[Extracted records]

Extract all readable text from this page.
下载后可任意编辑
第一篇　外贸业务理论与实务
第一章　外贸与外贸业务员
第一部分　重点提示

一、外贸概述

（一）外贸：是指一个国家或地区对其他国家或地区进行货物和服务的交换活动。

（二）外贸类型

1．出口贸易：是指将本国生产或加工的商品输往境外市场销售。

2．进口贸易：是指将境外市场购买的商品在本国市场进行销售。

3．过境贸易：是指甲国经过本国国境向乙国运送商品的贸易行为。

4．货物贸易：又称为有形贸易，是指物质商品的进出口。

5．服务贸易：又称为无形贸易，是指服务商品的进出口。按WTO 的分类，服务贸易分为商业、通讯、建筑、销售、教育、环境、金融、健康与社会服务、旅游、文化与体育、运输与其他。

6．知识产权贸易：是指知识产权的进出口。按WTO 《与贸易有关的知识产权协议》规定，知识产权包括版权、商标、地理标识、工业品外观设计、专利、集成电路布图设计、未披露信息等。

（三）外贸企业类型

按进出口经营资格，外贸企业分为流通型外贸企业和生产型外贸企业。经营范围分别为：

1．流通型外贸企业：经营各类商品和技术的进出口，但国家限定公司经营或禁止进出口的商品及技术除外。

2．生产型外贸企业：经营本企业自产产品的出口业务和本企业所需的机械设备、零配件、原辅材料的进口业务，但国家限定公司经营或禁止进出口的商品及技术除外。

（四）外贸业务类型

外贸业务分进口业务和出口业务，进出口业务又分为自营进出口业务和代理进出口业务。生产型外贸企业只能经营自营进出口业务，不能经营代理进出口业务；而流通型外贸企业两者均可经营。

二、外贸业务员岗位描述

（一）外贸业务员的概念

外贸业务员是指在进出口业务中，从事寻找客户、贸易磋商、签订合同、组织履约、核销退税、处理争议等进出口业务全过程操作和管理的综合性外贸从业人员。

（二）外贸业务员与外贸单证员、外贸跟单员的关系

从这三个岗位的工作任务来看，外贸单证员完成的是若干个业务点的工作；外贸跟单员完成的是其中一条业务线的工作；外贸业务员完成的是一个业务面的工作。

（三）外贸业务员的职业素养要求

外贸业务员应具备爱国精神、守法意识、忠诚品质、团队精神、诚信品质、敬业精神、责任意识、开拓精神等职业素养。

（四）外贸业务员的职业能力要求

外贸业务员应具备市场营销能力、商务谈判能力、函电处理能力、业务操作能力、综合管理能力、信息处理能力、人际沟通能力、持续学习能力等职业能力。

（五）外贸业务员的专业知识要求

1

▶ Required task: Would you restate each of the entries word for word?

▶ Task answer:
Extract all readable text from this page.
下载后可任意编辑
第一篇　外贸业务理论与实务
第一章　外贸与外贸业务员
第一部分　重点提示

一、外贸概述

（一）外贸：是指一个国家或地区对其他国家或地区进行货物和服务的交换活动。

（二）外贸类型

1．出口贸易：是指将本国生产或加工的商品输往境外市场销售。

2．进口贸易：是指将境外市场购买的商品在本国市场进行销售。

3．过境贸易：是指甲国经过本国国境向乙国运送商品的贸易行为。

4．货物贸易：又称为有形贸易，是指物质商品的进出口。

5．服务贸易：又称为无形贸易，是指服务商品的进出口。按WTO 的分类，服务贸易分为商业、通讯、建筑、销售、教育、环境、金融、健康与社会服务、旅游、文化与体育、运输与其他。

6．知识产权贸易：是指知识产权的进出口。按WTO 《与贸易有关的知识产权协议》规定，知识产权包括版权、商标、地理标识、工业品外观设计、专利、集成电路布图设计、未披露信息等。

（三）外贸企业类型

按进出口经营资格，外贸企业分为流通型外贸企业和生产型外贸企业。经营范围分别为：

1．流通型外贸企业：经营各类商品和技术的进出口，但国家限定公司经营或禁止进出口的商品及技术除外。

2．生产型外贸企业：经营本企业自产产品的出口业务和本企业所需的机械设备、零配件、原辅材料的进口业务，但国家限定公司经营或禁止进出口的商品及技术除外。

（四）外贸业务类型

外贸业务分进口业务和出口业务，进出口业务又分为自营进出口业务和代理进出口业务。生产型外贸企业只能经营自营进出口业务，不能经营代理进出口业务；而流通型外贸企业两者均可经营。

二、外贸业务员岗位描述

（一）外贸业务员的概念

外贸业务员是指在进出口业务中，从事寻找客户、贸易磋商、签订合同、组织履约、核销退税、处理争议等进出口业务全过程操作和管理的综合性外贸从业人员。

（二）外贸业务员与外贸单证员、外贸跟单员的关系

从这三个岗位的工作任务来看，外贸单证员完成的是若干个业务点的工作；外贸跟单员完成的是其中一条业务线的工作；外贸业务员完成的是一个业务面的工作。

（三）外贸业务员的职业素养要求

外贸业务员应具备爱国精神、守法意识、忠诚品质、团队精神、诚信品质、敬业精神、责任意识、开拓精神等职业素养。

（四）外贸业务员的职业能力要求

外贸业务员应具备市场营销能力、商务谈判能力、函电处理能力、业务操作能力、综合管理能力、信息处理能力、人际沟通能力、持续学习能力等职业能力。

（五）外贸业务员的专业知识要求

1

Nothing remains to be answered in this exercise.